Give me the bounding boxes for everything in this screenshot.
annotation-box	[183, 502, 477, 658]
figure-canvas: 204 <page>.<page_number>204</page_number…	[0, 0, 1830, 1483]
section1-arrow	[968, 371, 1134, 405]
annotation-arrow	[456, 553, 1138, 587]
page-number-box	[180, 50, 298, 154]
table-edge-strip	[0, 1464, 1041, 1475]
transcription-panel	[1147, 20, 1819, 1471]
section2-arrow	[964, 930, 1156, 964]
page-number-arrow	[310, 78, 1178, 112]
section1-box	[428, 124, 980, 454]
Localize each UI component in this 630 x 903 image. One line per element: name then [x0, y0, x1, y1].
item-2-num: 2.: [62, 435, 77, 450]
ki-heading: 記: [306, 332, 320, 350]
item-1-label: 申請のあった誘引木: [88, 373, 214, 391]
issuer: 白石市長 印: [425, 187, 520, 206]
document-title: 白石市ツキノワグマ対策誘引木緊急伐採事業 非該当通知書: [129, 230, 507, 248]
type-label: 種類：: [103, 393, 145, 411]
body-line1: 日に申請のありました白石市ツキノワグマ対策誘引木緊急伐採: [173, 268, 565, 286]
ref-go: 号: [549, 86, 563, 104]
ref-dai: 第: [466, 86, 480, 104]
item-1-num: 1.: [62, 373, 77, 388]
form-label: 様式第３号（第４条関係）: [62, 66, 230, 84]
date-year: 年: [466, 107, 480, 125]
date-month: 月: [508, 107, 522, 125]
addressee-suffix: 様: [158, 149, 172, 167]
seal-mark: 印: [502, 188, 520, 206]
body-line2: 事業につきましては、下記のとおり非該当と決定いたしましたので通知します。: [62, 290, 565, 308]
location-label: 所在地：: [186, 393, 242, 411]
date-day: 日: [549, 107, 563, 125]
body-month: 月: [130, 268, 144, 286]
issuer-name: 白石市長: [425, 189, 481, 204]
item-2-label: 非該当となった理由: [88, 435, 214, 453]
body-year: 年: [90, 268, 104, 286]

^^^^

YOUR TASK
Return every line of the items above unchanged, in the same order.

FULL ANSWER
Give me the bounding boxes for everything in this screenshot.
annotation-box	[183, 502, 477, 658]
figure-canvas: 204 <page>.<page_number>204</page_number…	[0, 0, 1830, 1483]
section1-arrow	[968, 371, 1134, 405]
annotation-arrow	[456, 553, 1138, 587]
page-number-box	[180, 50, 298, 154]
table-edge-strip	[0, 1464, 1041, 1475]
transcription-panel	[1147, 20, 1819, 1471]
section2-arrow	[964, 930, 1156, 964]
page-number-arrow	[310, 78, 1178, 112]
section1-box	[428, 124, 980, 454]
Localize each UI component in this 630 x 903 image. One line per element: name then [x0, y0, x1, y1].
item-2-num: 2.: [62, 435, 77, 450]
ki-heading: 記: [306, 332, 320, 350]
item-1-label: 申請のあった誘引木: [88, 373, 214, 391]
issuer: 白石市長 印: [425, 187, 520, 206]
document-title: 白石市ツキノワグマ対策誘引木緊急伐採事業 非該当通知書: [129, 230, 507, 248]
type-label: 種類：: [103, 393, 145, 411]
body-line1: 日に申請のありました白石市ツキノワグマ対策誘引木緊急伐採: [173, 268, 565, 286]
ref-go: 号: [549, 86, 563, 104]
ref-dai: 第: [466, 86, 480, 104]
item-1-num: 1.: [62, 373, 77, 388]
form-label: 様式第３号（第４条関係）: [62, 66, 230, 84]
date-year: 年: [466, 107, 480, 125]
date-month: 月: [508, 107, 522, 125]
addressee-suffix: 様: [158, 149, 172, 167]
seal-mark: 印: [502, 188, 520, 206]
body-line2: 事業につきましては、下記のとおり非該当と決定いたしましたので通知します。: [62, 290, 565, 308]
location-label: 所在地：: [186, 393, 242, 411]
date-day: 日: [549, 107, 563, 125]
body-month: 月: [130, 268, 144, 286]
issuer-name: 白石市長: [425, 189, 481, 204]
item-2-label: 非該当となった理由: [88, 435, 214, 453]
body-year: 年: [90, 268, 104, 286]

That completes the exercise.